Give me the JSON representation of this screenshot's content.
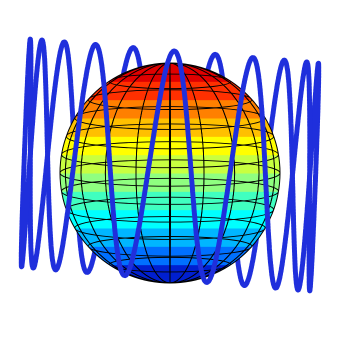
{
  "scene": {
    "subject": "sphere-with-helix",
    "band_colors": [
      "#001fd0",
      "#0070ff",
      "#00b6ff",
      "#00ffff",
      "#40ffc0",
      "#8fff80",
      "#c8ff40",
      "#ffff00",
      "#ffc000",
      "#ff8000",
      "#ff3000",
      "#e00000"
    ],
    "gridline_color": "#000000",
    "curve_color": "#1f2fdc",
    "curve_turns": 11,
    "curve_tilt_degrees": 14,
    "background": "#ffffff"
  }
}
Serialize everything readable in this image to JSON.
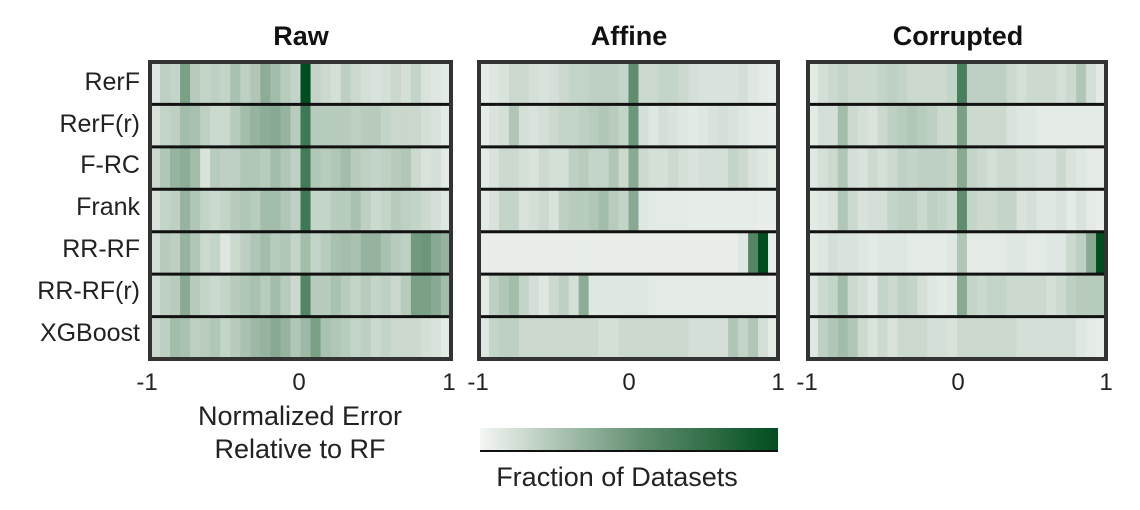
{
  "chart_data": {
    "type": "heatmap",
    "panels": [
      {
        "title": "Raw",
        "rows": [
          [
            0.08,
            0.2,
            0.18,
            0.45,
            0.22,
            0.18,
            0.2,
            0.18,
            0.28,
            0.2,
            0.25,
            0.38,
            0.3,
            0.22,
            0.18,
            1.0,
            0.18,
            0.15,
            0.12,
            0.2,
            0.15,
            0.12,
            0.1,
            0.12,
            0.16,
            0.12,
            0.18,
            0.1,
            0.08,
            0.06
          ],
          [
            0.1,
            0.18,
            0.2,
            0.3,
            0.28,
            0.2,
            0.15,
            0.15,
            0.22,
            0.3,
            0.35,
            0.38,
            0.4,
            0.35,
            0.22,
            0.7,
            0.22,
            0.22,
            0.22,
            0.22,
            0.2,
            0.22,
            0.22,
            0.18,
            0.16,
            0.16,
            0.16,
            0.12,
            0.1,
            0.06
          ],
          [
            0.15,
            0.25,
            0.35,
            0.38,
            0.3,
            0.1,
            0.22,
            0.2,
            0.2,
            0.25,
            0.25,
            0.22,
            0.3,
            0.25,
            0.2,
            0.68,
            0.25,
            0.22,
            0.25,
            0.3,
            0.22,
            0.2,
            0.18,
            0.2,
            0.22,
            0.25,
            0.15,
            0.1,
            0.12,
            0.06
          ],
          [
            0.1,
            0.18,
            0.2,
            0.35,
            0.25,
            0.18,
            0.15,
            0.18,
            0.22,
            0.25,
            0.22,
            0.3,
            0.3,
            0.25,
            0.2,
            0.7,
            0.18,
            0.18,
            0.22,
            0.22,
            0.28,
            0.2,
            0.15,
            0.18,
            0.22,
            0.2,
            0.18,
            0.15,
            0.12,
            0.08
          ],
          [
            0.12,
            0.22,
            0.2,
            0.35,
            0.25,
            0.15,
            0.18,
            0.08,
            0.15,
            0.2,
            0.25,
            0.3,
            0.22,
            0.25,
            0.18,
            0.3,
            0.18,
            0.22,
            0.28,
            0.3,
            0.28,
            0.35,
            0.35,
            0.28,
            0.22,
            0.2,
            0.48,
            0.5,
            0.4,
            0.35
          ],
          [
            0.12,
            0.2,
            0.22,
            0.4,
            0.22,
            0.18,
            0.15,
            0.18,
            0.22,
            0.25,
            0.28,
            0.22,
            0.3,
            0.22,
            0.15,
            0.6,
            0.22,
            0.22,
            0.28,
            0.22,
            0.18,
            0.22,
            0.18,
            0.2,
            0.16,
            0.22,
            0.45,
            0.45,
            0.4,
            0.3
          ],
          [
            0.15,
            0.2,
            0.3,
            0.28,
            0.2,
            0.22,
            0.25,
            0.18,
            0.22,
            0.28,
            0.32,
            0.35,
            0.4,
            0.35,
            0.25,
            0.32,
            0.45,
            0.28,
            0.25,
            0.22,
            0.18,
            0.2,
            0.15,
            0.18,
            0.15,
            0.15,
            0.15,
            0.12,
            0.1,
            0.06
          ]
        ]
      },
      {
        "title": "Affine",
        "rows": [
          [
            0.05,
            0.08,
            0.1,
            0.15,
            0.15,
            0.12,
            0.1,
            0.12,
            0.15,
            0.18,
            0.18,
            0.2,
            0.2,
            0.2,
            0.18,
            0.55,
            0.15,
            0.15,
            0.18,
            0.18,
            0.15,
            0.12,
            0.1,
            0.1,
            0.1,
            0.1,
            0.12,
            0.08,
            0.06,
            0.04
          ],
          [
            0.05,
            0.1,
            0.12,
            0.25,
            0.12,
            0.1,
            0.12,
            0.15,
            0.18,
            0.18,
            0.2,
            0.22,
            0.25,
            0.22,
            0.18,
            0.5,
            0.12,
            0.08,
            0.12,
            0.1,
            0.08,
            0.06,
            0.08,
            0.1,
            0.12,
            0.1,
            0.08,
            0.06,
            0.06,
            0.04
          ],
          [
            0.06,
            0.1,
            0.15,
            0.15,
            0.12,
            0.1,
            0.15,
            0.12,
            0.12,
            0.2,
            0.22,
            0.18,
            0.18,
            0.25,
            0.15,
            0.4,
            0.15,
            0.12,
            0.12,
            0.15,
            0.12,
            0.1,
            0.12,
            0.12,
            0.12,
            0.18,
            0.15,
            0.1,
            0.08,
            0.06
          ],
          [
            0.06,
            0.1,
            0.18,
            0.18,
            0.1,
            0.12,
            0.15,
            0.1,
            0.2,
            0.22,
            0.22,
            0.25,
            0.3,
            0.22,
            0.18,
            0.4,
            0.08,
            0.06,
            0.06,
            0.06,
            0.06,
            0.05,
            0.05,
            0.05,
            0.05,
            0.05,
            0.05,
            0.05,
            0.04,
            0.04
          ],
          [
            0.04,
            0.04,
            0.04,
            0.04,
            0.04,
            0.04,
            0.04,
            0.04,
            0.04,
            0.04,
            0.04,
            0.04,
            0.04,
            0.04,
            0.04,
            0.04,
            0.04,
            0.04,
            0.04,
            0.04,
            0.04,
            0.04,
            0.04,
            0.04,
            0.04,
            0.04,
            0.08,
            0.6,
            1.0,
            0.04
          ],
          [
            0.06,
            0.2,
            0.25,
            0.3,
            0.18,
            0.12,
            0.08,
            0.15,
            0.2,
            0.12,
            0.38,
            0.08,
            0.08,
            0.08,
            0.08,
            0.08,
            0.08,
            0.06,
            0.06,
            0.06,
            0.06,
            0.06,
            0.06,
            0.06,
            0.06,
            0.06,
            0.06,
            0.06,
            0.06,
            0.04
          ],
          [
            0.08,
            0.18,
            0.2,
            0.2,
            0.15,
            0.15,
            0.15,
            0.15,
            0.15,
            0.15,
            0.15,
            0.15,
            0.12,
            0.12,
            0.15,
            0.15,
            0.15,
            0.15,
            0.15,
            0.15,
            0.15,
            0.12,
            0.12,
            0.12,
            0.12,
            0.25,
            0.18,
            0.25,
            0.12,
            0.06
          ]
        ]
      },
      {
        "title": "Corrupted",
        "rows": [
          [
            0.06,
            0.12,
            0.15,
            0.18,
            0.15,
            0.15,
            0.15,
            0.18,
            0.2,
            0.18,
            0.15,
            0.15,
            0.15,
            0.15,
            0.18,
            0.65,
            0.2,
            0.2,
            0.2,
            0.2,
            0.15,
            0.12,
            0.15,
            0.15,
            0.15,
            0.12,
            0.15,
            0.25,
            0.12,
            0.06
          ],
          [
            0.06,
            0.12,
            0.12,
            0.3,
            0.15,
            0.12,
            0.1,
            0.15,
            0.2,
            0.22,
            0.25,
            0.22,
            0.2,
            0.15,
            0.15,
            0.45,
            0.15,
            0.15,
            0.15,
            0.15,
            0.1,
            0.08,
            0.08,
            0.06,
            0.06,
            0.06,
            0.06,
            0.06,
            0.06,
            0.06
          ],
          [
            0.08,
            0.12,
            0.15,
            0.25,
            0.12,
            0.1,
            0.15,
            0.12,
            0.15,
            0.2,
            0.18,
            0.2,
            0.2,
            0.2,
            0.18,
            0.4,
            0.18,
            0.15,
            0.12,
            0.15,
            0.15,
            0.12,
            0.12,
            0.1,
            0.1,
            0.15,
            0.1,
            0.08,
            0.06,
            0.06
          ],
          [
            0.06,
            0.08,
            0.1,
            0.25,
            0.15,
            0.1,
            0.12,
            0.12,
            0.18,
            0.2,
            0.2,
            0.15,
            0.2,
            0.18,
            0.15,
            0.55,
            0.18,
            0.15,
            0.15,
            0.18,
            0.18,
            0.1,
            0.12,
            0.08,
            0.08,
            0.1,
            0.06,
            0.1,
            0.06,
            0.04
          ],
          [
            0.06,
            0.08,
            0.12,
            0.1,
            0.1,
            0.08,
            0.06,
            0.08,
            0.08,
            0.08,
            0.06,
            0.06,
            0.06,
            0.06,
            0.08,
            0.25,
            0.06,
            0.06,
            0.06,
            0.06,
            0.08,
            0.08,
            0.06,
            0.06,
            0.08,
            0.08,
            0.15,
            0.2,
            0.4,
            1.0
          ],
          [
            0.08,
            0.15,
            0.18,
            0.3,
            0.15,
            0.12,
            0.08,
            0.18,
            0.15,
            0.2,
            0.18,
            0.12,
            0.08,
            0.06,
            0.08,
            0.4,
            0.18,
            0.15,
            0.18,
            0.18,
            0.15,
            0.15,
            0.15,
            0.15,
            0.12,
            0.15,
            0.2,
            0.22,
            0.22,
            0.22
          ],
          [
            0.08,
            0.2,
            0.25,
            0.3,
            0.25,
            0.15,
            0.1,
            0.15,
            0.1,
            0.15,
            0.15,
            0.15,
            0.12,
            0.12,
            0.1,
            0.15,
            0.15,
            0.15,
            0.15,
            0.15,
            0.15,
            0.12,
            0.12,
            0.12,
            0.12,
            0.12,
            0.12,
            0.08,
            0.06,
            0.04
          ]
        ]
      }
    ],
    "row_labels": [
      "RerF",
      "RerF(r)",
      "F-RC",
      "Frank",
      "RR-RF",
      "RR-RF(r)",
      "XGBoost"
    ],
    "x_range": [
      -1,
      1
    ],
    "x_ticks": [
      "-1",
      "0",
      "1"
    ],
    "xlabel_line1": "Normalized Error",
    "xlabel_line2": "Relative to RF",
    "colorbar_label": "Fraction of Datasets",
    "colormap": {
      "low": "#f4f6f4",
      "mid": "#5f8d6e",
      "high": "#004d1f"
    }
  }
}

# # # # #

PROBLEM REQUIREMENTS. What is the number of lines holding the word "this"? State it alone.

ANSWER IN FULL. 2